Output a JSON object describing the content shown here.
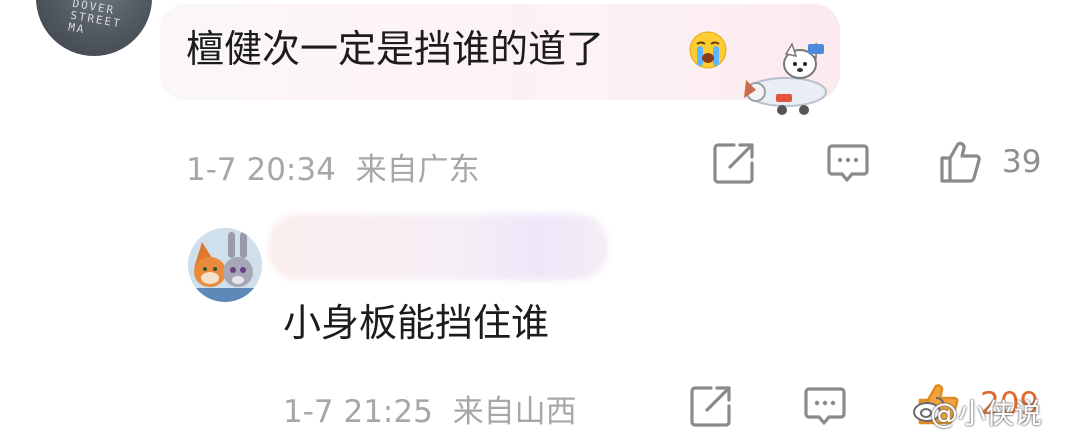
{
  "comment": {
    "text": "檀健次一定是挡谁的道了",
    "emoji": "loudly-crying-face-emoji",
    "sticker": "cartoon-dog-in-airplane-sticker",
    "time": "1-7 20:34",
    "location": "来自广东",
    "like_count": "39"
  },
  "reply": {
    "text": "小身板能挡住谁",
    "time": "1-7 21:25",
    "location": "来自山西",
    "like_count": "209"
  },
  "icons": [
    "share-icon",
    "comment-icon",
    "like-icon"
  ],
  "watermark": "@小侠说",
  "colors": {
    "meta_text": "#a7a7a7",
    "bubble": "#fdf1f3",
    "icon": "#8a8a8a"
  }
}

...

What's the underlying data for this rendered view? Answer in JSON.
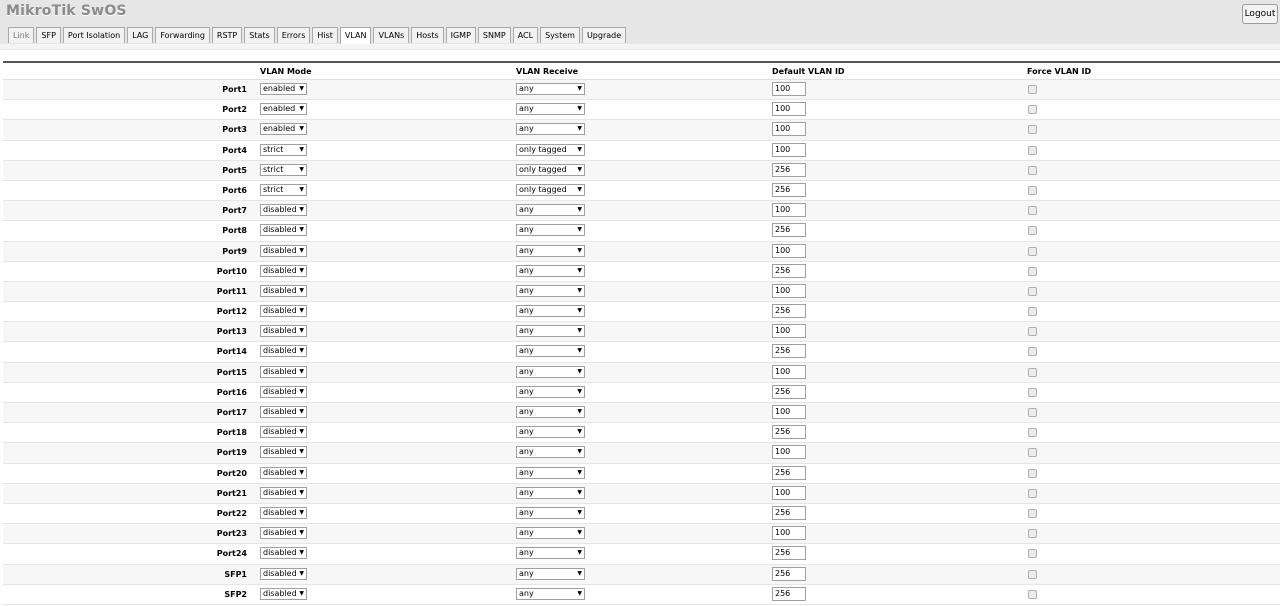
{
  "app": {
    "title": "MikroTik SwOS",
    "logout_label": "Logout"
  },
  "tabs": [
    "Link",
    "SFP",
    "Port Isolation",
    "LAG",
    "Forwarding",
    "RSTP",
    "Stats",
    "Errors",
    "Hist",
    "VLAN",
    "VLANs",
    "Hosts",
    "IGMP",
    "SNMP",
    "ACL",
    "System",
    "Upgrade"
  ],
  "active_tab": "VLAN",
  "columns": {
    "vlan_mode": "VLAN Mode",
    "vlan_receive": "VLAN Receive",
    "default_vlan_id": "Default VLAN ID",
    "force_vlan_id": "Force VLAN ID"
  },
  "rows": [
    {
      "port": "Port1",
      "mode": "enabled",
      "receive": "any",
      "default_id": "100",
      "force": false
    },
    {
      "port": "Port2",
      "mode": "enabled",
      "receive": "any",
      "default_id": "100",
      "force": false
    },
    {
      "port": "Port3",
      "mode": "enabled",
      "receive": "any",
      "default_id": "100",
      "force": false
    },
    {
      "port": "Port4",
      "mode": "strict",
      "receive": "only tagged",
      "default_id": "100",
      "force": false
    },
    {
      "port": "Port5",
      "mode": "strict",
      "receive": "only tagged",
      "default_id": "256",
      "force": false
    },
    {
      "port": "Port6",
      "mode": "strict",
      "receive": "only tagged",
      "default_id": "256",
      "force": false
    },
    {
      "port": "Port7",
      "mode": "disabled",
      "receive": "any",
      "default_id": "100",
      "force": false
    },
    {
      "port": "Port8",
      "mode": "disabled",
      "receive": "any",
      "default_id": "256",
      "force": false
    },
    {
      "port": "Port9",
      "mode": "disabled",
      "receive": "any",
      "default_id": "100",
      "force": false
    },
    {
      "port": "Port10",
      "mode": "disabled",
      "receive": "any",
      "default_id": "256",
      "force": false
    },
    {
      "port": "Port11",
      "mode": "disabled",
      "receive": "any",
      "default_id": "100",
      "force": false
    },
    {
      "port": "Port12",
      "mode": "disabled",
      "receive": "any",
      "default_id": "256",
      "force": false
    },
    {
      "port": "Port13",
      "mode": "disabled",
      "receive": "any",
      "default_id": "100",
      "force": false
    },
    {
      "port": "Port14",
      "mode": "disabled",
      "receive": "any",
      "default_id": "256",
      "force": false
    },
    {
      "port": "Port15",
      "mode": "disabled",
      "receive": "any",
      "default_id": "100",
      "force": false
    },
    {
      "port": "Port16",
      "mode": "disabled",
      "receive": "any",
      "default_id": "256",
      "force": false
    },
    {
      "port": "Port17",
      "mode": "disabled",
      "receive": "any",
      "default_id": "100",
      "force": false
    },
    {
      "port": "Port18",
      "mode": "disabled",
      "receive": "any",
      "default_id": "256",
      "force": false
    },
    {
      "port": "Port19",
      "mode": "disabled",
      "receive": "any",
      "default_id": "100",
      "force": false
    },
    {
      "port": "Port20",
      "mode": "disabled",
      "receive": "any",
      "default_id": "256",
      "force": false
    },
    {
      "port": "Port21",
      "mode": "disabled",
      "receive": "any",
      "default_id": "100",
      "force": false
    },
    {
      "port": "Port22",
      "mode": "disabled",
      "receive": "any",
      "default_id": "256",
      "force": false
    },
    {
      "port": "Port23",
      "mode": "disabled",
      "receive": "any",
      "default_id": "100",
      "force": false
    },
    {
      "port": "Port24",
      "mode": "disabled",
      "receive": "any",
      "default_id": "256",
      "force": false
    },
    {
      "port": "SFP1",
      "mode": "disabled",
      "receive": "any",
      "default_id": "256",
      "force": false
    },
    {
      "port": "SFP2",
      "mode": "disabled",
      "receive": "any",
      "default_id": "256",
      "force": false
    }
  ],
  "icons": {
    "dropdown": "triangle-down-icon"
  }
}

---

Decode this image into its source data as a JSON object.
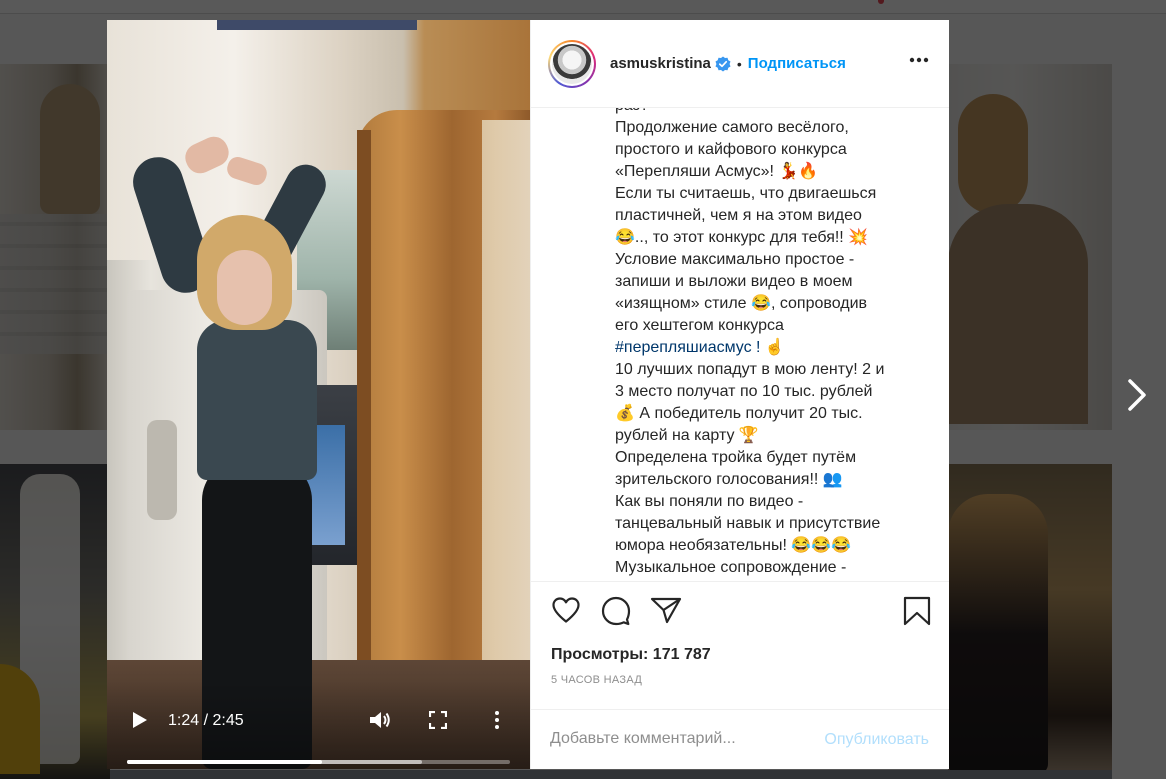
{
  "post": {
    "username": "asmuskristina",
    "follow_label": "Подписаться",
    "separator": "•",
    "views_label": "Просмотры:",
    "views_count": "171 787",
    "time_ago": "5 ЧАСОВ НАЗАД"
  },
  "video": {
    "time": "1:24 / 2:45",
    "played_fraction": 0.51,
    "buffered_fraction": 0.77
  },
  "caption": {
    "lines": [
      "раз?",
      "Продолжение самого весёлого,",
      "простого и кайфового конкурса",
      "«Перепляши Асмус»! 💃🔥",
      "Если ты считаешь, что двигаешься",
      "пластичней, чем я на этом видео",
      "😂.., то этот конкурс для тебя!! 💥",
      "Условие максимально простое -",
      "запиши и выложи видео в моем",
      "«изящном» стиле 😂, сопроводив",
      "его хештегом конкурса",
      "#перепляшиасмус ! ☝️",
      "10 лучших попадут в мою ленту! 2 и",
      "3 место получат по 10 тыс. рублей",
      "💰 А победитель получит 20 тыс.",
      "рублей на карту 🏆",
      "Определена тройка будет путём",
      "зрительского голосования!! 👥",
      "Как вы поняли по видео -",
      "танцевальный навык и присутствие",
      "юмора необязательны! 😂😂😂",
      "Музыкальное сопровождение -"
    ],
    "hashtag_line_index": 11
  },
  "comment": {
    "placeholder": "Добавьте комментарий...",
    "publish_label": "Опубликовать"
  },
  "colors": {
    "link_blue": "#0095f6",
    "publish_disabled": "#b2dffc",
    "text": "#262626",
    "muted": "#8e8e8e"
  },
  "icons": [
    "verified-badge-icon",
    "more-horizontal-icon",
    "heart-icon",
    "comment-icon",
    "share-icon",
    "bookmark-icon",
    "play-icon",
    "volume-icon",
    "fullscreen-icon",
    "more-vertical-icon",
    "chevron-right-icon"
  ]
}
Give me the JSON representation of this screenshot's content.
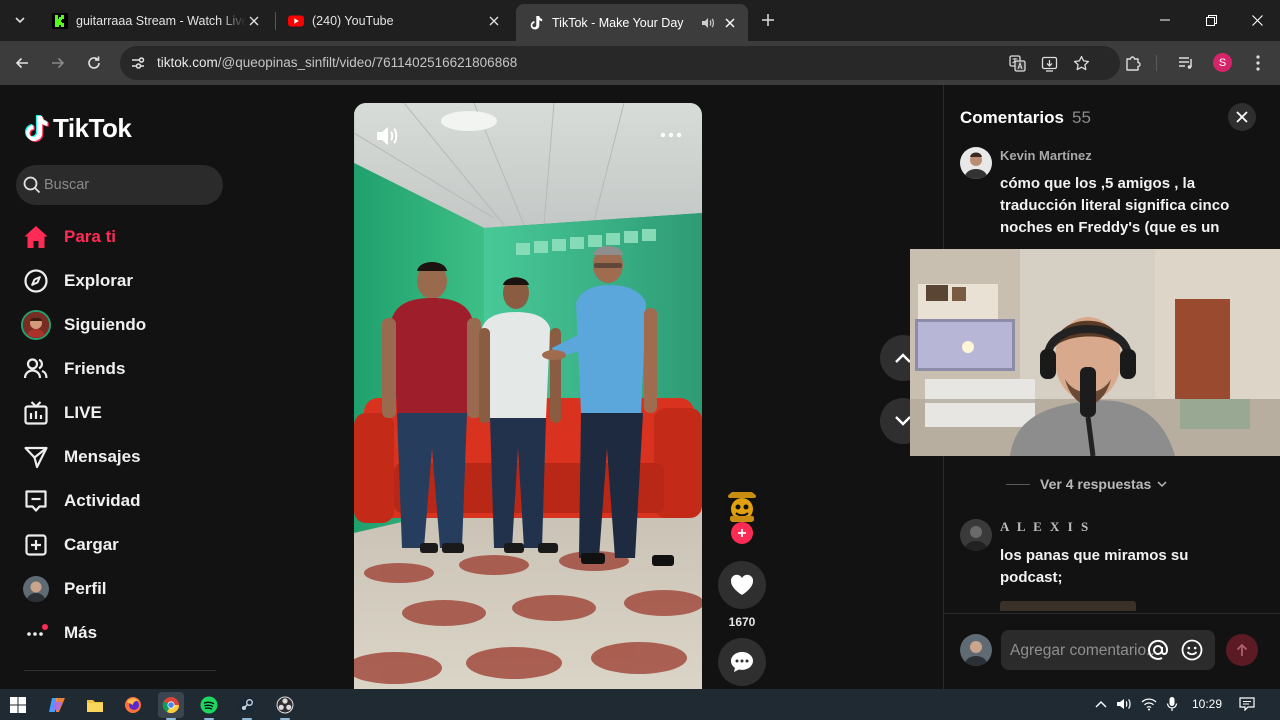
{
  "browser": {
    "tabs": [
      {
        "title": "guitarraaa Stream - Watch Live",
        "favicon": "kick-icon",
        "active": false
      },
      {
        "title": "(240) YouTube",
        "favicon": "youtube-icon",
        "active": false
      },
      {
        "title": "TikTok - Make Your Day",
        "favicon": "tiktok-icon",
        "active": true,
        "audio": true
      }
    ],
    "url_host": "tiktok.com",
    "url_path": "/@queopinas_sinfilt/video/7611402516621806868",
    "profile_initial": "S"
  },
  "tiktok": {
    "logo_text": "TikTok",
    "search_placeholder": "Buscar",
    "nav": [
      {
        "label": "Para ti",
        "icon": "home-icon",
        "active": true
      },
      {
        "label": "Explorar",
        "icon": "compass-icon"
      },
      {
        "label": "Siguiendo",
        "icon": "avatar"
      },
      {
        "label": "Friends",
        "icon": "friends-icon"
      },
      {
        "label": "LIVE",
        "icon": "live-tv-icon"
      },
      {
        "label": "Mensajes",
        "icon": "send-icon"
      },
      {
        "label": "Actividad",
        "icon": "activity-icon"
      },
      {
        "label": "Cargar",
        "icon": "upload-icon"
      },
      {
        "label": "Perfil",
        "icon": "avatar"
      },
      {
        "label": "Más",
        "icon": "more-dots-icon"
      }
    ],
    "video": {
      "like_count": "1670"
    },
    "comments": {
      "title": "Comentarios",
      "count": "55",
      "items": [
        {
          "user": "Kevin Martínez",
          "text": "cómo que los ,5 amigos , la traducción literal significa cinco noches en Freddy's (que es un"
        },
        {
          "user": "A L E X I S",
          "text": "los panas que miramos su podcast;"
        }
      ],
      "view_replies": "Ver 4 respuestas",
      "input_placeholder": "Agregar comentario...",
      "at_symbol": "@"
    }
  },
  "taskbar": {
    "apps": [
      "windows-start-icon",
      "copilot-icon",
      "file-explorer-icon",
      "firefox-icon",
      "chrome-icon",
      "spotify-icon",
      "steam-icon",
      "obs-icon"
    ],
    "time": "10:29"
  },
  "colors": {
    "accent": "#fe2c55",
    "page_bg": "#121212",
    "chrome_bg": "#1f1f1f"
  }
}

* What is needed: Say how many lines of the data include the string "video". Nothing other than the number should be given.

* Complete response: 3